Write the material out again exactly.

------ Material

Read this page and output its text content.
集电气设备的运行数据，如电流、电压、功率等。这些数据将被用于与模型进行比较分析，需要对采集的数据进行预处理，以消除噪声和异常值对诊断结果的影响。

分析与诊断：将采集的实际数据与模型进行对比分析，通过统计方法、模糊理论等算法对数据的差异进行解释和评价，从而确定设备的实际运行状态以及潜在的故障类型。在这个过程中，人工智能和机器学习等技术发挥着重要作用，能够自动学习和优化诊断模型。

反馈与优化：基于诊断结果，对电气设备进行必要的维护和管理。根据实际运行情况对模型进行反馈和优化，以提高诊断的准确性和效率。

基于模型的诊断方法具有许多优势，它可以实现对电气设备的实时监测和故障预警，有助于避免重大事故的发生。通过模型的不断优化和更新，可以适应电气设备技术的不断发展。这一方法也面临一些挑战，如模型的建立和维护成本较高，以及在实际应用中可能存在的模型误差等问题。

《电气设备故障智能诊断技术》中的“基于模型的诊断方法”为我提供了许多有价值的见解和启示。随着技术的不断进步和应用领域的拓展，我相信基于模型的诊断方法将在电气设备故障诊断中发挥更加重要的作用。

------------

# Right answer
Read this page and output its text content.
集电气设备的运行数据，如电流、电压、功率等。这些数据将被用于与模型进行比较分析，需要对采集的数据进行预处理，以消除噪声和异常值对诊断结果的影响。

分析与诊断：将采集的实际数据与模型进行对比分析，通过统计方法、模糊理论等算法对数据的差异进行解释和评价，从而确定设备的实际运行状态以及潜在的故障类型。在这个过程中，人工智能和机器学习等技术发挥着重要作用，能够自动学习和优化诊断模型。

反馈与优化：基于诊断结果，对电气设备进行必要的维护和管理。根据实际运行情况对模型进行反馈和优化，以提高诊断的准确性和效率。

基于模型的诊断方法具有许多优势，它可以实现对电气设备的实时监测和故障预警，有助于避免重大事故的发生。通过模型的不断优化和更新，可以适应电气设备技术的不断发展。这一方法也面临一些挑战，如模型的建立和维护成本较高，以及在实际应用中可能存在的模型误差等问题。

《电气设备故障智能诊断技术》中的“基于模型的诊断方法”为我提供了许多有价值的见解和启示。随着技术的不断进步和应用领域的拓展，我相信基于模型的诊断方法将在电气设备故障诊断中发挥更加重要的作用。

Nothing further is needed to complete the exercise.